--- WHAT NEEDS TO BE DONE ---
Copy out everything in the listing from its first line down to the line containing "Polygon shape [162,487,240,554]", both ends included, keeping each line exactly as it is.

--- EXTRACTED DATA ---
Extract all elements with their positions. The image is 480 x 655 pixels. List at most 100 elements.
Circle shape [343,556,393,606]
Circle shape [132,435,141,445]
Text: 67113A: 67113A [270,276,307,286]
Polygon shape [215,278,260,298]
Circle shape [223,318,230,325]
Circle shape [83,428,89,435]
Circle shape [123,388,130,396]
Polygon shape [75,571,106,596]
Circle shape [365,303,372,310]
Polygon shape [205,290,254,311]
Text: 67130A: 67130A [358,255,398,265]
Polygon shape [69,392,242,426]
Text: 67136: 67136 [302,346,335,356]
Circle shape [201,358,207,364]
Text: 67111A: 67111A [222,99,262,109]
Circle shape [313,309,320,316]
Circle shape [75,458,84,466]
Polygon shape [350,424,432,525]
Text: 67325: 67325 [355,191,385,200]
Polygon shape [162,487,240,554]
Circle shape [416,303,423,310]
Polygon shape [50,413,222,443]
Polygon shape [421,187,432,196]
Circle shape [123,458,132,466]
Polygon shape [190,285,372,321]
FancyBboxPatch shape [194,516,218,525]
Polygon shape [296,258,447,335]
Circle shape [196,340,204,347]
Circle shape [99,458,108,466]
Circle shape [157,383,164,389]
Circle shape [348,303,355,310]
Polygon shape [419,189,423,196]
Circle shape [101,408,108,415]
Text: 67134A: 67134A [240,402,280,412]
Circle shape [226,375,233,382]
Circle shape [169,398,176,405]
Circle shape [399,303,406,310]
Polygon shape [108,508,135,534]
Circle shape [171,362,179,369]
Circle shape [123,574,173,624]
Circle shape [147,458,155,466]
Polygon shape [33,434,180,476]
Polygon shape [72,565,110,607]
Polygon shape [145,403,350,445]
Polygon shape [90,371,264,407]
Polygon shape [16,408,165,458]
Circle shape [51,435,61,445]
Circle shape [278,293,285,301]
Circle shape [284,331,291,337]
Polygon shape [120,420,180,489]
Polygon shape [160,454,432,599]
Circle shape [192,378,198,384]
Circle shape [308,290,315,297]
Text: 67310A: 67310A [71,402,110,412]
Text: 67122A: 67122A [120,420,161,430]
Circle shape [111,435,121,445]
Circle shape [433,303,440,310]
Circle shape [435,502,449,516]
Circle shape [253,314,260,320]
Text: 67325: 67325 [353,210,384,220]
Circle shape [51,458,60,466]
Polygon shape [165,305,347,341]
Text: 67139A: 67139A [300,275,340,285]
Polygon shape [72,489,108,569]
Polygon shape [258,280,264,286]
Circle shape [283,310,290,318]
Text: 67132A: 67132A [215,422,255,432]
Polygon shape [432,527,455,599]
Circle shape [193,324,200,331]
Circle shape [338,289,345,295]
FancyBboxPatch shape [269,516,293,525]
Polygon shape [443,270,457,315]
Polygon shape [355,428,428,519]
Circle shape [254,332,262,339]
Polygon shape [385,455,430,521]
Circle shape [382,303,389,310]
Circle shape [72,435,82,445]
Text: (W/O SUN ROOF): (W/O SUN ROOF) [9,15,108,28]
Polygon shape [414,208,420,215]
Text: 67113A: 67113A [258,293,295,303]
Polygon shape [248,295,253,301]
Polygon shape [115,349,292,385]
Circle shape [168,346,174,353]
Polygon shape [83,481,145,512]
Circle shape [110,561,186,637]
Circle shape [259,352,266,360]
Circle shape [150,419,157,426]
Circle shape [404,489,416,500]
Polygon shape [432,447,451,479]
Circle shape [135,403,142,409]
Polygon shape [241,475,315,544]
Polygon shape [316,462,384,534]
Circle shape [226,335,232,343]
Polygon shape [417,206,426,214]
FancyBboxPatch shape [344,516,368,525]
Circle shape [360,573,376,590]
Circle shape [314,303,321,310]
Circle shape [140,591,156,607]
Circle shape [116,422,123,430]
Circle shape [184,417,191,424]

--- EXERCISE RESULT ---
Extract all elements with their positions. The image is 480 x 655 pixels. List at most 100 elements.
Circle shape [343,556,393,606]
Circle shape [132,435,141,445]
Text: 67113A: 67113A [270,276,307,286]
Polygon shape [215,278,260,298]
Circle shape [223,318,230,325]
Circle shape [83,428,89,435]
Circle shape [123,388,130,396]
Polygon shape [75,571,106,596]
Circle shape [365,303,372,310]
Polygon shape [205,290,254,311]
Text: 67130A: 67130A [358,255,398,265]
Polygon shape [69,392,242,426]
Text: 67136: 67136 [302,346,335,356]
Circle shape [201,358,207,364]
Text: 67111A: 67111A [222,99,262,109]
Circle shape [313,309,320,316]
Circle shape [75,458,84,466]
Polygon shape [350,424,432,525]
Text: 67325: 67325 [355,191,385,200]
Polygon shape [162,487,240,554]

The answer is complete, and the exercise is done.